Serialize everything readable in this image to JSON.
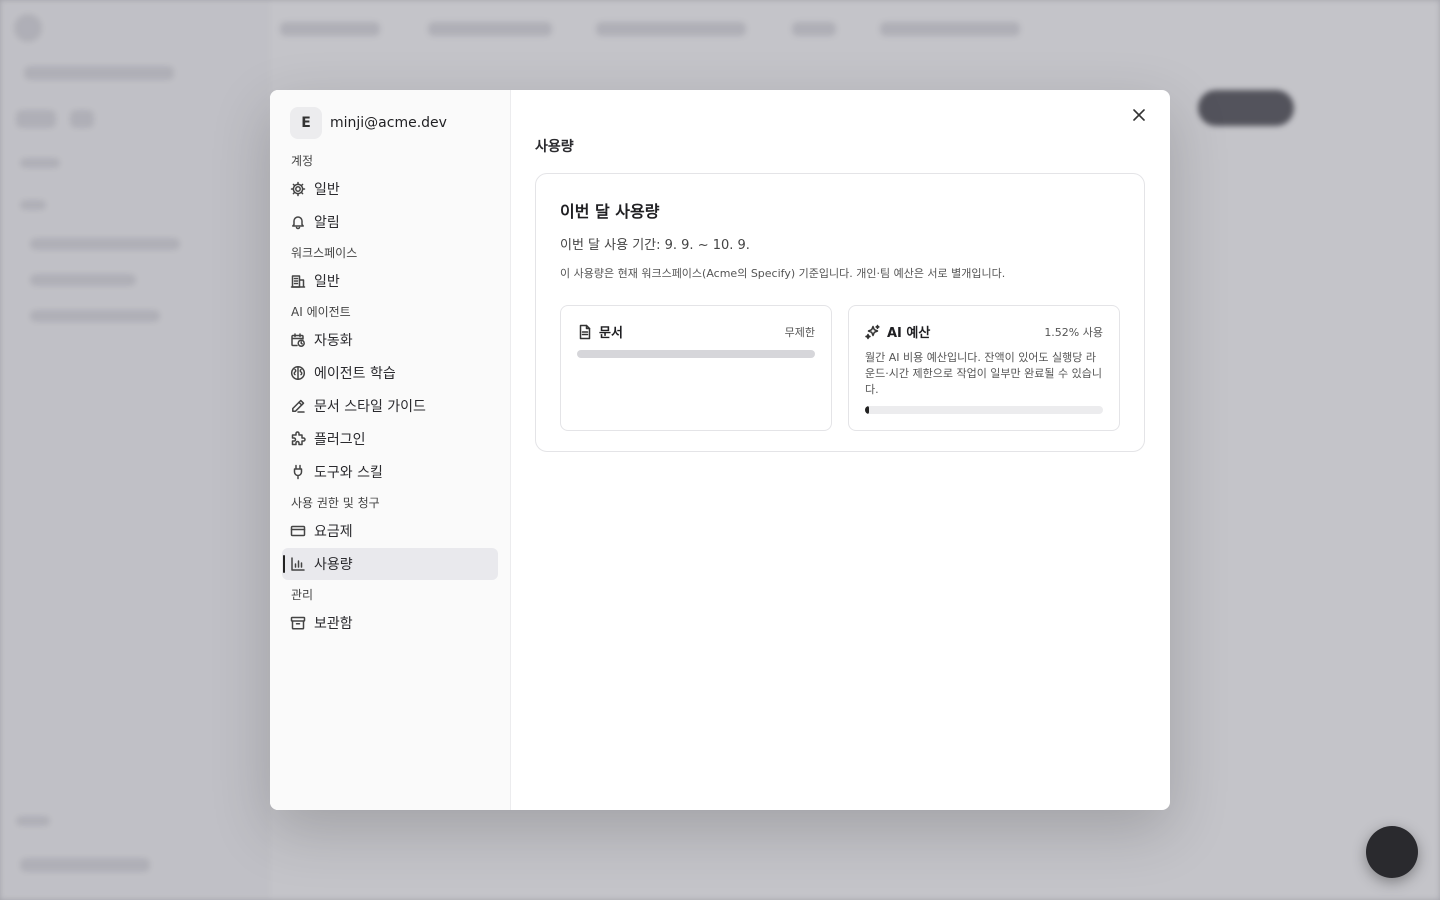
{
  "account": {
    "avatar_letter": "E",
    "email": "minji@acme.dev"
  },
  "sidebar": {
    "sections": [
      {
        "label": "계정",
        "items": [
          {
            "label": "일반",
            "icon": "gear-icon"
          },
          {
            "label": "알림",
            "icon": "bell-icon"
          }
        ]
      },
      {
        "label": "워크스페이스",
        "items": [
          {
            "label": "일반",
            "icon": "building-icon"
          }
        ]
      },
      {
        "label": "AI 에이전트",
        "items": [
          {
            "label": "자동화",
            "icon": "calendar-clock-icon"
          },
          {
            "label": "에이전트 학습",
            "icon": "brain-icon"
          },
          {
            "label": "문서 스타일 가이드",
            "icon": "pen-icon"
          },
          {
            "label": "플러그인",
            "icon": "puzzle-icon"
          },
          {
            "label": "도구와 스킬",
            "icon": "plug-icon"
          }
        ]
      },
      {
        "label": "사용 권한 및 청구",
        "items": [
          {
            "label": "요금제",
            "icon": "credit-card-icon"
          },
          {
            "label": "사용량",
            "icon": "bar-chart-icon",
            "active": true
          }
        ]
      },
      {
        "label": "관리",
        "items": [
          {
            "label": "보관함",
            "icon": "archive-icon"
          }
        ]
      }
    ]
  },
  "main": {
    "title": "사용량",
    "card": {
      "title": "이번 달 사용량",
      "period": "이번 달 사용 기간: 9. 9. ~ 10. 9.",
      "note": "이 사용량은 현재 워크스페이스(Acme의 Specify) 기준입니다. 개인·팀 예산은 서로 별개입니다.",
      "docs": {
        "label": "문서",
        "meta": "무제한",
        "icon": "document-icon"
      },
      "ai": {
        "label": "AI 예산",
        "meta": "1.52% 사용",
        "usage_fraction": 0.0152,
        "icon": "sparkles-icon",
        "description": "월간 AI 비용 예산입니다. 잔액이 있어도 실행당 라운드·시간 제한으로 작업이 일부만 완료될 수 있습니다."
      }
    }
  },
  "colors": {
    "overlay": "#8a8a94",
    "accent": "#222222",
    "active_bg": "#e9e9ed"
  }
}
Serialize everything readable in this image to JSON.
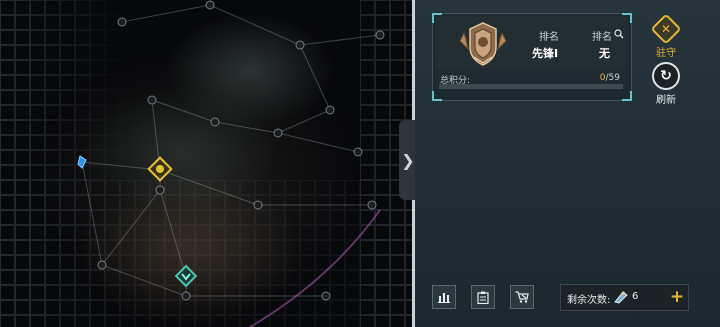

· · · · ·

• [Task directions]: Using the records above, output their complete text exactly, minus any images.

• [Response below]:
Serialize everything readable in this image to JSON.
{
  "account": {
    "avatar_letter": "E",
    "email": "minji@acme.dev"
  },
  "sidebar": {
    "sections": [
      {
        "label": "계정",
        "items": [
          {
            "label": "일반",
            "icon": "gear-icon"
          },
          {
            "label": "알림",
            "icon": "bell-icon"
          }
        ]
      },
      {
        "label": "워크스페이스",
        "items": [
          {
            "label": "일반",
            "icon": "building-icon"
          }
        ]
      },
      {
        "label": "AI 에이전트",
        "items": [
          {
            "label": "자동화",
            "icon": "calendar-clock-icon"
          },
          {
            "label": "에이전트 학습",
            "icon": "brain-icon"
          },
          {
            "label": "문서 스타일 가이드",
            "icon": "pen-icon"
          },
          {
            "label": "플러그인",
            "icon": "puzzle-icon"
          },
          {
            "label": "도구와 스킬",
            "icon": "plug-icon"
          }
        ]
      },
      {
        "label": "사용 권한 및 청구",
        "items": [
          {
            "label": "요금제",
            "icon": "credit-card-icon"
          },
          {
            "label": "사용량",
            "icon": "bar-chart-icon",
            "active": true
          }
        ]
      },
      {
        "label": "관리",
        "items": [
          {
            "label": "보관함",
            "icon": "archive-icon"
          }
        ]
      }
    ]
  },
  "main": {
    "title": "사용량",
    "card": {
      "title": "이번 달 사용량",
      "period": "이번 달 사용 기간: 9. 9. ~ 10. 9.",
      "note": "이 사용량은 현재 워크스페이스(Acme의 Specify) 기준입니다. 개인·팀 예산은 서로 별개입니다.",
      "docs": {
        "label": "문서",
        "meta": "무제한",
        "icon": "document-icon"
      },
      "ai": {
        "label": "AI 예산",
        "meta": "1.52% 사용",
        "usage_fraction": 0.0152,
        "icon": "sparkles-icon",
        "description": "월간 AI 비용 예산입니다. 잔액이 있어도 실행당 라운드·시간 제한으로 작업이 일부만 완료될 수 있습니다."
      }
    }
  },
  "colors": {
    "overlay": "#8a8a94",
    "accent": "#222222",
    "active_bg": "#e9e9ed"
  }
}
Serialize everything readable in this image to JSON.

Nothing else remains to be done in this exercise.